___ Listing
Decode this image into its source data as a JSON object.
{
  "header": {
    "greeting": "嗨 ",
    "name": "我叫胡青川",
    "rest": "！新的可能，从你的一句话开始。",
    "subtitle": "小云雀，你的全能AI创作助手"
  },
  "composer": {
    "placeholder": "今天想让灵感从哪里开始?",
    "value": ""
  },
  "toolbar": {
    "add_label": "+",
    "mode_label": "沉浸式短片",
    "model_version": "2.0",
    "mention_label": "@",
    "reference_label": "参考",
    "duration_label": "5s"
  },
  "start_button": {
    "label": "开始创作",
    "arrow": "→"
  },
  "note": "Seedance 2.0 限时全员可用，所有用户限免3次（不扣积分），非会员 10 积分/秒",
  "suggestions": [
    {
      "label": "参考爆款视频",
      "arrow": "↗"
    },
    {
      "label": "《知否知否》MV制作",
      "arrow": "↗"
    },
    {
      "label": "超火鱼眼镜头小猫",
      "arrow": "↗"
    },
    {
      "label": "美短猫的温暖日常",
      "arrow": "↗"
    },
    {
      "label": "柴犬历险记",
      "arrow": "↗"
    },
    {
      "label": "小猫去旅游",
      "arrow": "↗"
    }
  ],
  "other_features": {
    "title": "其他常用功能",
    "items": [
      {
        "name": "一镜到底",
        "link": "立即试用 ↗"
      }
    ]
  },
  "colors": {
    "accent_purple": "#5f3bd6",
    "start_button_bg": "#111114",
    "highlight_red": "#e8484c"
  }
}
______
___ Listing
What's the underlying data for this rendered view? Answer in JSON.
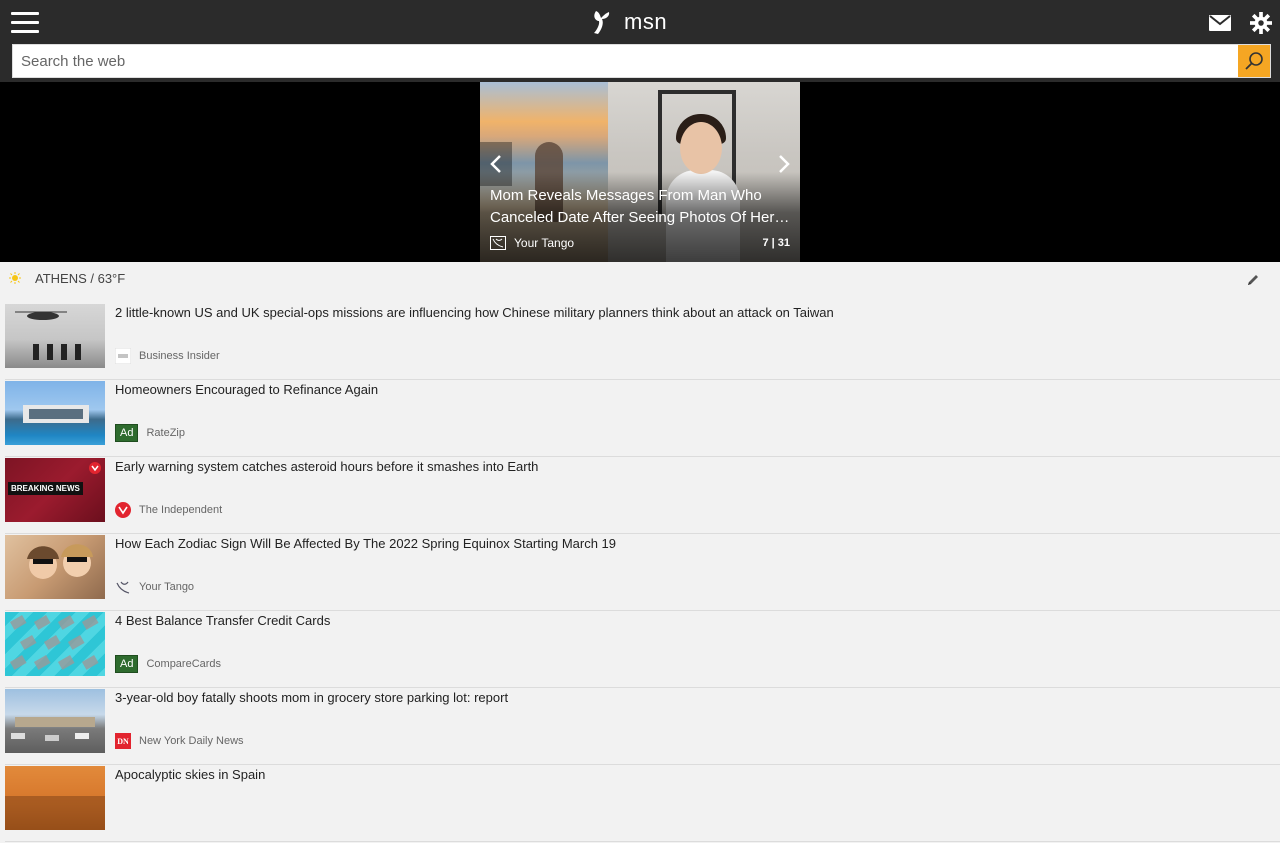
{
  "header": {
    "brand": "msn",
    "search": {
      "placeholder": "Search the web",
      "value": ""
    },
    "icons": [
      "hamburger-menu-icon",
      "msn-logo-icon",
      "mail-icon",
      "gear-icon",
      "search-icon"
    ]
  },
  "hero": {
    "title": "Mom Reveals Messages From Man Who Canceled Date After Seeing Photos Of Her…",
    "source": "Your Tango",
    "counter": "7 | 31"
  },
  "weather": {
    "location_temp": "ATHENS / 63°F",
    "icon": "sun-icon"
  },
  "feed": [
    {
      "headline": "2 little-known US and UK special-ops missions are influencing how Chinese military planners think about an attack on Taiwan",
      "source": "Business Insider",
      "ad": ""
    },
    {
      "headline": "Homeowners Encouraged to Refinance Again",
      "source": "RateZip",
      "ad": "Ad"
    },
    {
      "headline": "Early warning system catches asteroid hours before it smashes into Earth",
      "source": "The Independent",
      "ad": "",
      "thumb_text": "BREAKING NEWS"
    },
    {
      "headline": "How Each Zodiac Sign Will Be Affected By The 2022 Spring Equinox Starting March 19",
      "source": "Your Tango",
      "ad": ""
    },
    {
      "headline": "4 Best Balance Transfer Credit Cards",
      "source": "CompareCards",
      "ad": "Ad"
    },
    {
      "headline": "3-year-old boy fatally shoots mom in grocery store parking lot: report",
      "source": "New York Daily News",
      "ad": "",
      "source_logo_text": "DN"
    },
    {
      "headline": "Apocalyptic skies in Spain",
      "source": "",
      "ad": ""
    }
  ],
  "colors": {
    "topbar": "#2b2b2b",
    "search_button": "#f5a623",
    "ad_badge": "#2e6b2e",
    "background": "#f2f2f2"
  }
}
______
Your task is to gather every line with the word "placeholder" and copy it.

    "placeholder": "今天想让灵感从哪里开始?",
      "placeholder": "Search the web",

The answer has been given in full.